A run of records
- - -

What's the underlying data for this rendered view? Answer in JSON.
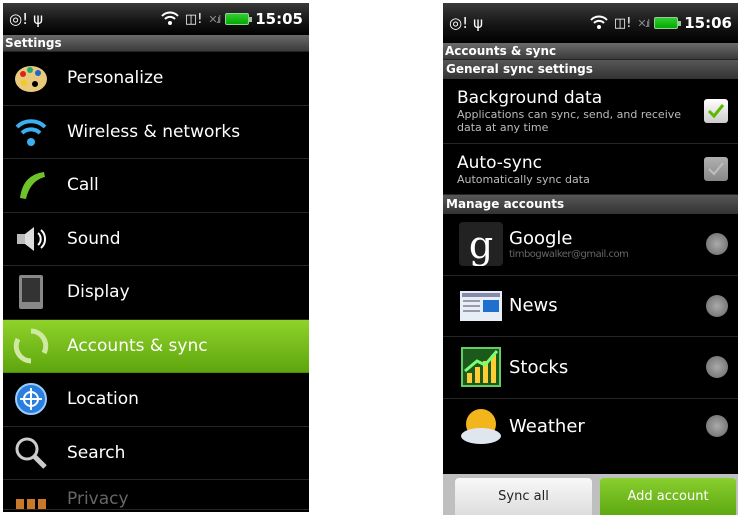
{
  "left": {
    "status": {
      "time": "15:05"
    },
    "title": "Settings",
    "items": [
      {
        "label": "Personalize",
        "icon": "palette-icon"
      },
      {
        "label": "Wireless & networks",
        "icon": "wifi-icon"
      },
      {
        "label": "Call",
        "icon": "phone-handset-icon"
      },
      {
        "label": "Sound",
        "icon": "speaker-icon"
      },
      {
        "label": "Display",
        "icon": "display-icon"
      },
      {
        "label": "Accounts & sync",
        "icon": "sync-icon",
        "active": true
      },
      {
        "label": "Location",
        "icon": "location-globe-icon"
      },
      {
        "label": "Search",
        "icon": "magnifier-icon"
      },
      {
        "label": "Privacy",
        "icon": "privacy-icon"
      }
    ]
  },
  "right": {
    "status": {
      "time": "15:06"
    },
    "title": "Accounts & sync",
    "general_header": "General sync settings",
    "background_data": {
      "title": "Background data",
      "desc": "Applications can sync, send, and receive data at any time",
      "checked": true
    },
    "auto_sync": {
      "title": "Auto-sync",
      "desc": "Automatically sync data",
      "checked": false
    },
    "manage_header": "Manage accounts",
    "accounts": [
      {
        "name": "Google",
        "sub": "timbogwalker@gmail.com",
        "icon": "google-icon"
      },
      {
        "name": "News",
        "sub": "",
        "icon": "news-icon"
      },
      {
        "name": "Stocks",
        "sub": "",
        "icon": "stocks-icon"
      },
      {
        "name": "Weather",
        "sub": "",
        "icon": "weather-icon"
      }
    ],
    "sync_all_label": "Sync all",
    "add_account_label": "Add account"
  },
  "colors": {
    "accent_green": "#76c01a",
    "background": "#000000"
  }
}
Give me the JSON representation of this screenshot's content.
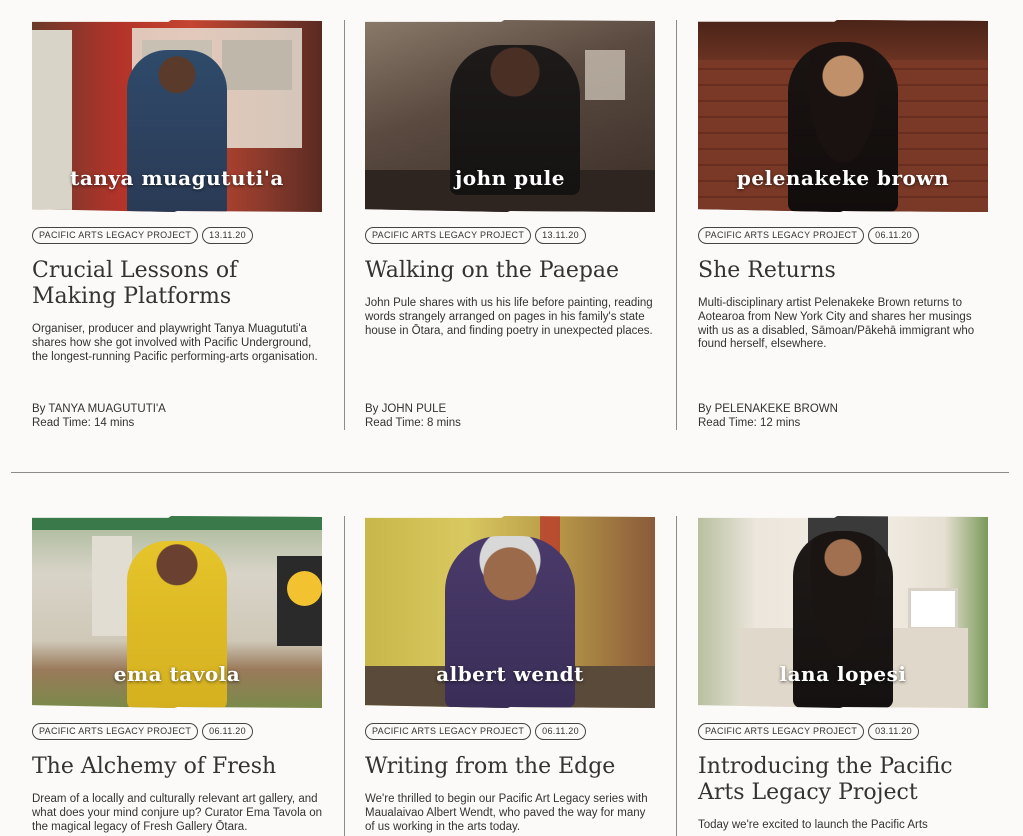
{
  "articles": [
    {
      "name_overlay": "tanya muagututi'a",
      "category": "PACIFIC ARTS LEGACY PROJECT",
      "date": "13.11.20",
      "title": "Crucial Lessons of Making Platforms",
      "description": "Organiser, producer and playwright Tanya Muagututi'a shares how she got involved with Pacific Underground, the longest-running Pacific performing-arts organisation.",
      "author": "By TANYA MUAGUTUTI'A",
      "read_time": "Read Time: 14 mins"
    },
    {
      "name_overlay": "john pule",
      "category": "PACIFIC ARTS LEGACY PROJECT",
      "date": "13.11.20",
      "title": "Walking on the Paepae",
      "description": "John Pule shares with us his life before painting, reading words strangely arranged on pages in his family's state house in Ōtara, and finding poetry in unexpected places.",
      "author": "By JOHN PULE",
      "read_time": "Read Time: 8 mins"
    },
    {
      "name_overlay": "pelenakeke brown",
      "category": "PACIFIC ARTS LEGACY PROJECT",
      "date": "06.11.20",
      "title": "She Returns",
      "description": "Multi-disciplinary artist Pelenakeke Brown returns to Aotearoa from New York City and shares her musings with us as a disabled, Sāmoan/Pākehā immigrant who found herself, elsewhere.",
      "author": "By PELENAKEKE BROWN",
      "read_time": "Read Time: 12 mins"
    },
    {
      "name_overlay": "ema tavola",
      "category": "PACIFIC ARTS LEGACY PROJECT",
      "date": "06.11.20",
      "title": "The Alchemy of Fresh",
      "description": "Dream of a locally and culturally relevant art gallery, and what does your mind conjure up? Curator Ema Tavola on the magical legacy of Fresh Gallery Ōtara.",
      "author": "",
      "read_time": ""
    },
    {
      "name_overlay": "albert wendt",
      "category": "PACIFIC ARTS LEGACY PROJECT",
      "date": "06.11.20",
      "title": "Writing from the Edge",
      "description": "We're thrilled to begin our Pacific Art Legacy series with Maualaivao Albert Wendt, who paved the way for many of us working in the arts today.",
      "author": "",
      "read_time": ""
    },
    {
      "name_overlay": "lana lopesi",
      "category": "PACIFIC ARTS LEGACY PROJECT",
      "date": "03.11.20",
      "title": "Introducing the Pacific Arts Legacy Project",
      "description": "Today we're excited to launch the Pacific Arts",
      "author": "",
      "read_time": ""
    }
  ],
  "photo_colors": [
    "#b23a2c",
    "#5a4a40",
    "#7a3a26",
    "#9c8a62",
    "#c9b24a",
    "#e8e2d8"
  ]
}
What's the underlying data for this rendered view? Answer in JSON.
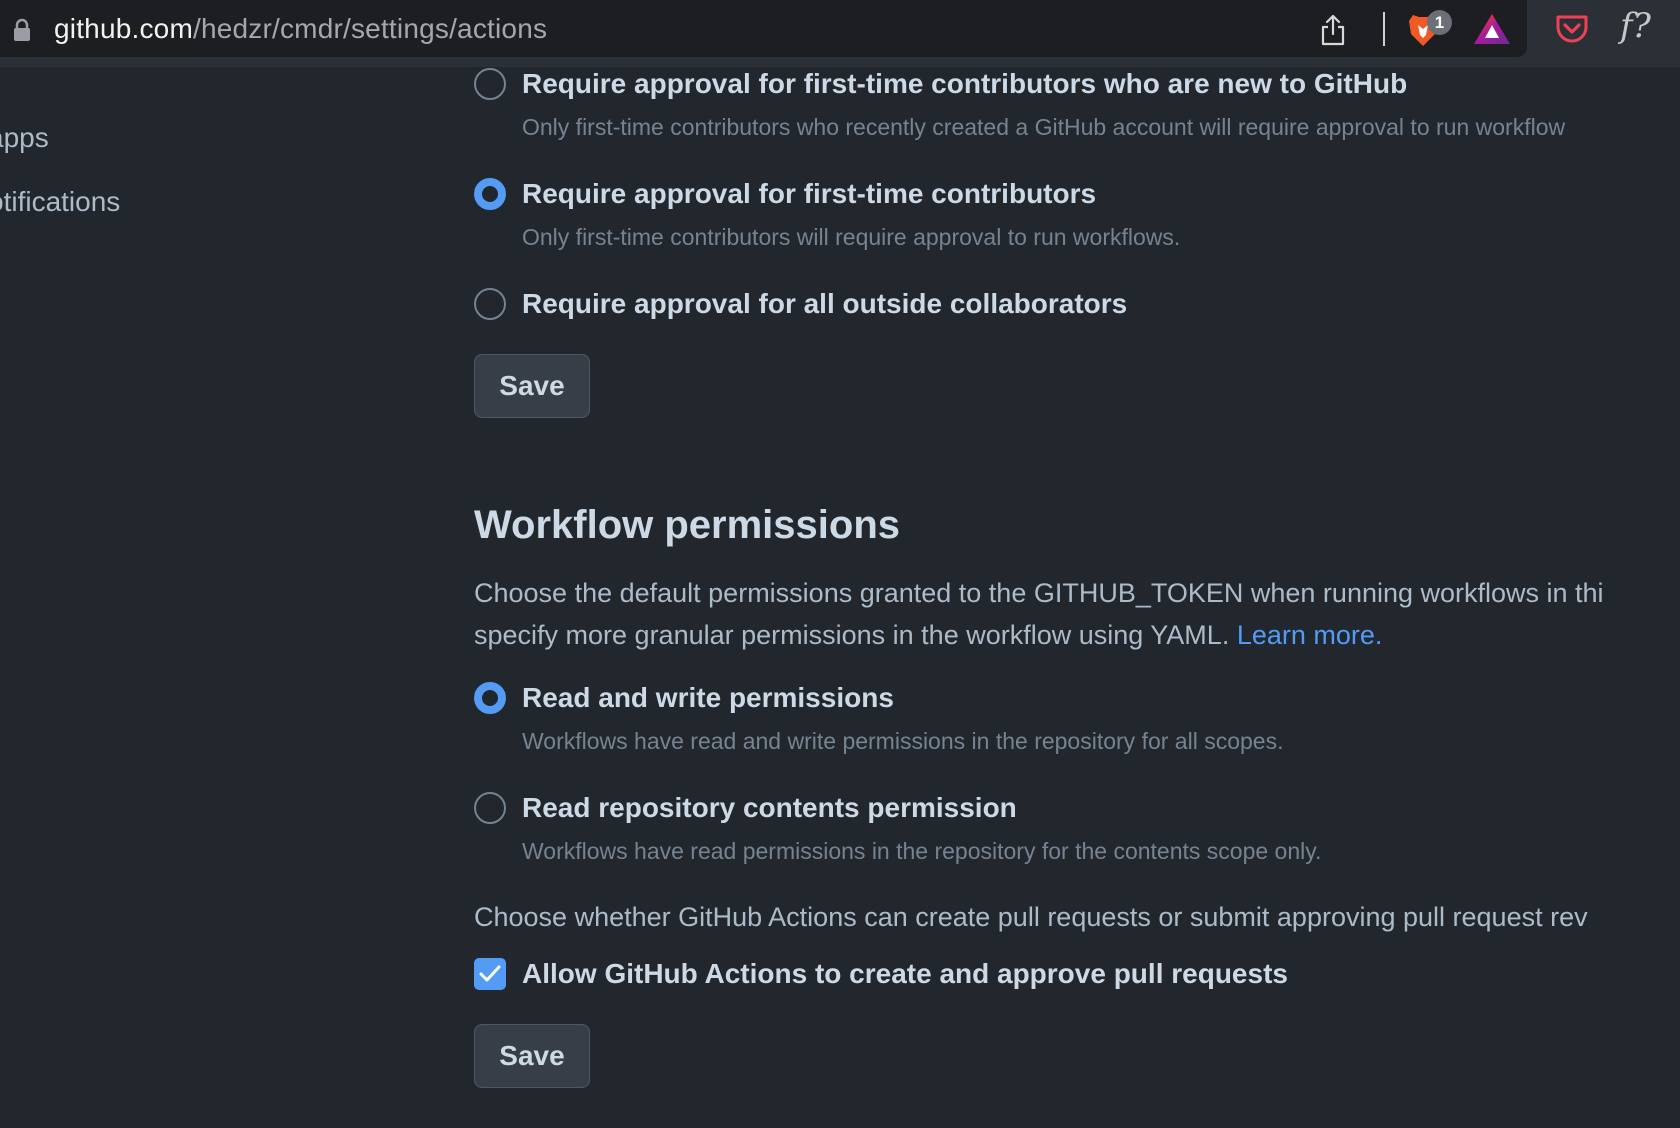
{
  "browser": {
    "url_host": "github.com",
    "url_path": "/hedzr/cmdr/settings/actions",
    "brave_shields_count": "1",
    "extension_label": "f?",
    "icons": [
      "lock-icon",
      "share-icon",
      "brave-shield-icon",
      "bat-rewards-icon",
      "pocket-icon",
      "extension-icon"
    ]
  },
  "sidebar": {
    "items": [
      {
        "label": "apps"
      },
      {
        "label": "otifications"
      }
    ]
  },
  "approval": {
    "options": [
      {
        "label": "Require approval for first-time contributors who are new to GitHub",
        "description": "Only first-time contributors who recently created a GitHub account will require approval to run workflow",
        "checked": false
      },
      {
        "label": "Require approval for first-time contributors",
        "description": "Only first-time contributors will require approval to run workflows.",
        "checked": true
      },
      {
        "label": "Require approval for all outside collaborators",
        "description": "",
        "checked": false
      }
    ],
    "save_label": "Save"
  },
  "workflow_permissions": {
    "title": "Workflow permissions",
    "description_line1": "Choose the default permissions granted to the GITHUB_TOKEN when running workflows in thi",
    "description_line2": "specify more granular permissions in the workflow using YAML.",
    "learn_more": "Learn more.",
    "options": [
      {
        "label": "Read and write permissions",
        "description": "Workflows have read and write permissions in the repository for all scopes.",
        "checked": true
      },
      {
        "label": "Read repository contents permission",
        "description": "Workflows have read permissions in the repository for the contents scope only.",
        "checked": false
      }
    ],
    "pr_description": "Choose whether GitHub Actions can create pull requests or submit approving pull request rev",
    "pr_checkbox_label": "Allow GitHub Actions to create and approve pull requests",
    "pr_checkbox_checked": true,
    "save_label": "Save"
  },
  "colors": {
    "background": "#22272e",
    "accent": "#539bf5",
    "text_primary": "#cdd9e5",
    "text_muted": "#768390"
  }
}
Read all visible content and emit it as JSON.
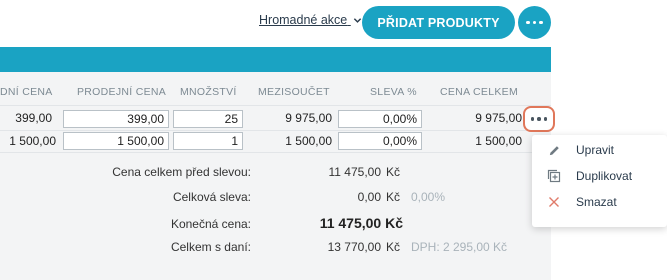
{
  "toolbar": {
    "bulk_actions_label": "Hromadné akce",
    "add_products_label": "PŘIDAT PRODUKTY"
  },
  "table": {
    "headers": [
      "DNÍ CENA",
      "PRODEJNÍ CENA",
      "MNOŽSTVÍ",
      "MEZISOUČET",
      "SLEVA %",
      "CENA CELKEM"
    ],
    "rows": [
      {
        "buy_price": "399,00",
        "sell_price": "399,00",
        "quantity": "25",
        "subtotal": "9 975,00",
        "discount": "0,00%",
        "total": "9 975,00"
      },
      {
        "buy_price": "1 500,00",
        "sell_price": "1 500,00",
        "quantity": "1",
        "subtotal": "1 500,00",
        "discount": "0,00%",
        "total": "1 500,00"
      }
    ]
  },
  "summary": {
    "before_discount_label": "Cena celkem před slevou:",
    "before_discount_value": "11 475,00",
    "discount_label": "Celková sleva:",
    "discount_value": "0,00",
    "discount_percent": "0,00%",
    "final_label": "Konečná cena:",
    "final_value": "11 475,00 Kč",
    "with_tax_label": "Celkem s daní:",
    "with_tax_value": "13 770,00",
    "tax_note": "DPH: 2 295,00 Kč",
    "currency": "Kč"
  },
  "menu": {
    "items": [
      {
        "label": "Upravit",
        "icon": "pencil-icon"
      },
      {
        "label": "Duplikovat",
        "icon": "duplicate-icon"
      },
      {
        "label": "Smazat",
        "icon": "close-icon"
      }
    ]
  },
  "colors": {
    "accent": "#1aa3c3",
    "highlight": "#e0775a",
    "delete": "#e07b6a"
  }
}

- - -

Give the count of lines in the data shown above that contain "title", and nothing else.

11